__SET PROBLEM__.
Answer these questions from the Claims to Passage task page below:
(a) How many columns must the text file of retrieval results have?
(b) What separates the xpaths in 'tclaims'?
(c) How many xpaths may appear on one line of a result file?

__TEXT SECTION__.

Claims to passage task 2012

Input | Output | Run Submission | Training data | Test data | Contact
Evaluation Measures | Evaluation Results

Topics in this task are sets of claims extracted from actual patent application documents. Participants are asked to return passages that are relevant to the topic claims. The passages must occur in the documents in the CLEF-IP 2012 collection. No other data is allowed to be used in preparing for this task.

These sets of claims were chosen based on existing search reports for the considered pantent applications. It is often the case that from one patent application document we have extracted more than one topic.

The topics (defined below) contain also a pointer to the original patent application file. The content of the xml file (other than the claims selected as topics) can be used as you like.


You can read further clarifications on this task here

Input

A topic in the 'Claims to Passage' task contains the following sgml codes:

<tid>topic_id</tid>
<file>topic_file.xml</tfile>
<claims>xpaths_to_claims</tclaims>
   

where

  • 'tid' contains the id of the topic defined
  • 'tfile' contains the name of the xml file from which the topic claims are extracted
  • 'tclaims' contains the xpaths in the xml file to the claims selected as topics. The xpaths are separated by space.

Example (taken from the set of training topics):

<tid>tPSG-5</tid>
<tfile>EP-1480263-A1.xml</tfile>
<tclaims>/patent-document/claims/claim[1] /patent-document/claims/claim[2] 
/patent-document/claims/claim[3] /patent-document/claims/claim[16] 
/patent-document/claims/claim[17] /patent-document/claims/claim[18] </tclaims>
	

 back to top

Output

The retrieval results should be returned in a text file with 6 columns, as described below (based on the trec formats):

   
topic_id Q0 doc_id rel_psg_xpath psg_rank psg_score

where:

  • topic_id is the identifier of a topic
  • Q0 is a value maintained for historical reasons
  • doc_id is the identifier of the patent document (i.e. file name WITHOUT extension) in which the relevant passages occur
  • rel_psg_xpath is the xpath identifying the relevant passage in the doc_id document
  • psg_rank the rank of the passage in the overall list of relevant passages
  • psg_score is the score of the passage in the (complete) list of relevant passages

We allow only one xpath per line in the result files. If more passages are considered relevant for a topic, these have to be placed on separate lines.

Extracted records:
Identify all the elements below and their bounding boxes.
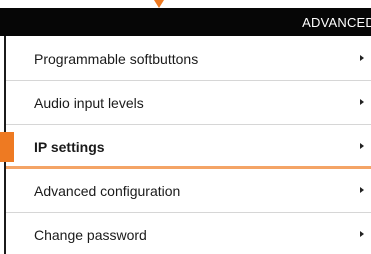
selection-underline (6, 166, 371, 169)
menu-item-advanced-configuration[interactable]: Advanced configuration (6, 168, 371, 212)
header-bar: ADVANCED (0, 8, 371, 36)
menu-item-audio-input-levels[interactable]: Audio input levels (6, 80, 371, 124)
chevron-right-icon (360, 231, 364, 237)
scroll-up-indicator-icon (154, 0, 164, 8)
selection-marker (0, 132, 14, 162)
menu-item-label: Change password (34, 227, 147, 243)
menu-item-ip-settings[interactable]: IP settings (6, 124, 371, 168)
menu-item-programmable-softbuttons[interactable]: Programmable softbuttons (6, 36, 371, 80)
chevron-right-icon (360, 187, 364, 193)
menu-item-label: Programmable softbuttons (34, 51, 199, 67)
page-title: ADVANCED (302, 15, 371, 30)
settings-menu: Programmable softbuttons Audio input lev… (0, 36, 371, 254)
menu-item-label: IP settings (34, 139, 105, 155)
menu-item-change-password[interactable]: Change password (6, 212, 371, 254)
chevron-right-icon (360, 55, 364, 61)
chevron-right-icon (360, 143, 364, 149)
advanced-settings-screen: ADVANCED Programmable softbuttons Audio … (0, 0, 371, 254)
menu-item-label: Audio input levels (34, 95, 144, 111)
chevron-right-icon (360, 99, 364, 105)
menu-item-label: Advanced configuration (34, 183, 181, 199)
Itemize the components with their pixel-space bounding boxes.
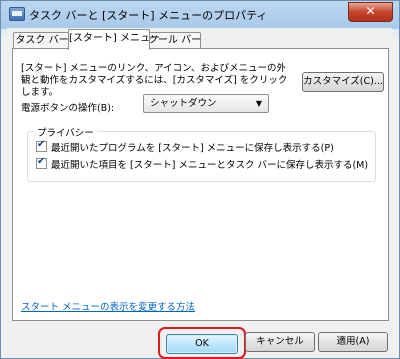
checkbox-box[interactable]: ✔ xyxy=(36,156,47,169)
ok-button[interactable]: OK xyxy=(166,334,238,354)
checkmark-icon: ✔ xyxy=(37,156,46,167)
start-menu-panel: [スタート] メニューのリンク、アイコン、およびメニューの外観と動作をカスタマイ… xyxy=(12,48,389,321)
power-button-label: 電源ボタンの操作(B): xyxy=(21,103,115,114)
checkbox-label: 最近開いた項目を [スタート] メニューとタスク バーに保存し表示する(M) xyxy=(51,160,369,171)
tab-start-menu[interactable]: [スタート] メニュー xyxy=(68,29,160,50)
close-button[interactable]: ✕ xyxy=(348,2,393,22)
ok-highlight-frame: OK xyxy=(158,327,246,359)
window-title: タスク バーと [スタート] メニューのプロパティ xyxy=(29,9,268,22)
checkmark-icon: ✔ xyxy=(37,139,46,150)
taskbar-properties-icon xyxy=(9,7,25,21)
checkbox-recent-programs[interactable]: ✔ 最近開いたプログラムを [スタート] メニューに保存し表示する(P) xyxy=(36,139,334,154)
checkbox-recent-items[interactable]: ✔ 最近開いた項目を [スタート] メニューとタスク バーに保存し表示する(M) xyxy=(36,156,369,171)
title-bar[interactable]: タスク バーと [スタート] メニューのプロパティ ✕ xyxy=(1,1,399,27)
privacy-group-title: プライバシー xyxy=(34,125,97,139)
dropdown-arrow-icon: ▼ xyxy=(255,99,262,108)
tab-taskbar[interactable]: タスク バー xyxy=(13,32,71,49)
customize-button[interactable]: カスタマイズ(C)... xyxy=(302,72,384,92)
privacy-group: プライバシー ✔ 最近開いたプログラムを [スタート] メニューに保存し表示する(… xyxy=(27,125,376,182)
cancel-button[interactable]: キャンセル xyxy=(245,332,315,352)
checkbox-label: 最近開いたプログラムを [スタート] メニューに保存し表示する(P) xyxy=(51,143,334,154)
power-button-value: シャットダウン xyxy=(150,98,217,109)
apply-button[interactable]: 適用(A) xyxy=(318,332,388,352)
power-button-select[interactable]: シャットダウン ▼ xyxy=(143,94,269,113)
help-link[interactable]: スタート メニューの表示を変更する方法 xyxy=(21,299,195,313)
properties-dialog: タスク バーと [スタート] メニューのプロパティ ✕ タスク バー [スタート… xyxy=(0,0,400,359)
checkbox-box[interactable]: ✔ xyxy=(36,139,47,152)
dialog-body: タスク バー [スタート] メニュー ツール バー [スタート] メニューのリン… xyxy=(7,28,392,359)
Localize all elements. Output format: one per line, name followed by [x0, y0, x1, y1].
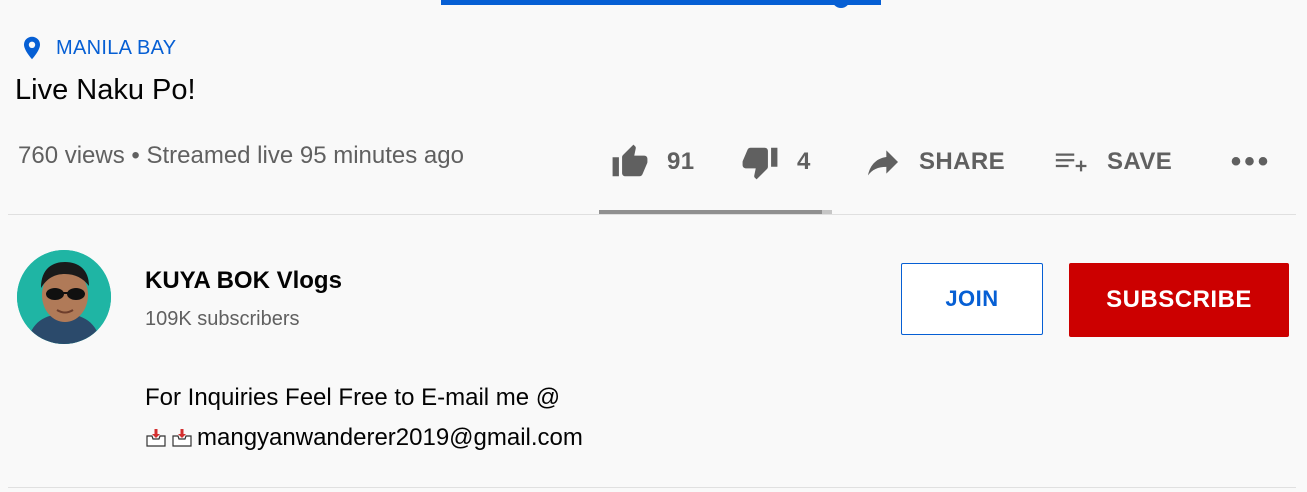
email-line: mangyanwanderer2019@gmail.com [145, 418, 583, 458]
inbox-tray-icon [146, 429, 166, 447]
playlist-add-icon [1055, 153, 1087, 172]
share-button[interactable]: SHARE [863, 142, 1053, 182]
avatar[interactable] [17, 250, 111, 344]
action-bar: 91 4 SHARE SAVE ••• [611, 138, 1271, 186]
dislike-count: 4 [797, 148, 811, 175]
join-button[interactable]: JOIN [901, 263, 1043, 335]
location-link[interactable]: MANILA BAY [22, 36, 176, 60]
email-text[interactable]: mangyanwanderer2019@gmail.com [197, 418, 583, 458]
thumbs-up-icon [612, 144, 648, 177]
dislike-button[interactable]: 4 [741, 143, 863, 181]
video-title: Live Naku Po! [15, 74, 196, 106]
more-horizontal-icon: ••• [1230, 145, 1272, 178]
location-pin-icon [24, 36, 40, 60]
player-scrubber-knob[interactable] [832, 0, 850, 8]
channel-avatar-image [17, 250, 111, 344]
subscribe-button[interactable]: SUBSCRIBE [1069, 263, 1289, 337]
inbox-tray-icon [172, 429, 192, 447]
channel-name[interactable]: KUYA BOK Vlogs [145, 267, 342, 295]
more-actions-button[interactable]: ••• [1231, 147, 1271, 177]
player-progress-bar[interactable] [441, 0, 881, 5]
share-label: SHARE [919, 148, 1006, 175]
divider-bottom [8, 487, 1296, 488]
divider-top [8, 214, 1296, 215]
like-button[interactable]: 91 [611, 143, 741, 181]
video-meta: 760 views • Streamed live 95 minutes ago [18, 142, 464, 169]
description-line: For Inquiries Feel Free to E-mail me @ [145, 384, 561, 411]
like-count: 91 [667, 148, 695, 175]
save-label: SAVE [1107, 148, 1173, 175]
thumbs-down-icon [742, 147, 778, 180]
subscriber-count: 109K subscribers [145, 308, 300, 330]
save-button[interactable]: SAVE [1053, 145, 1231, 179]
video-description: For Inquiries Feel Free to E-mail me @ m… [145, 378, 583, 458]
share-arrow-icon [868, 150, 898, 176]
location-label: MANILA BAY [56, 36, 177, 59]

__ANSWER TO THIS EXERCISE__.
(a) 6 columns.
(b) A space.
(c) Only one.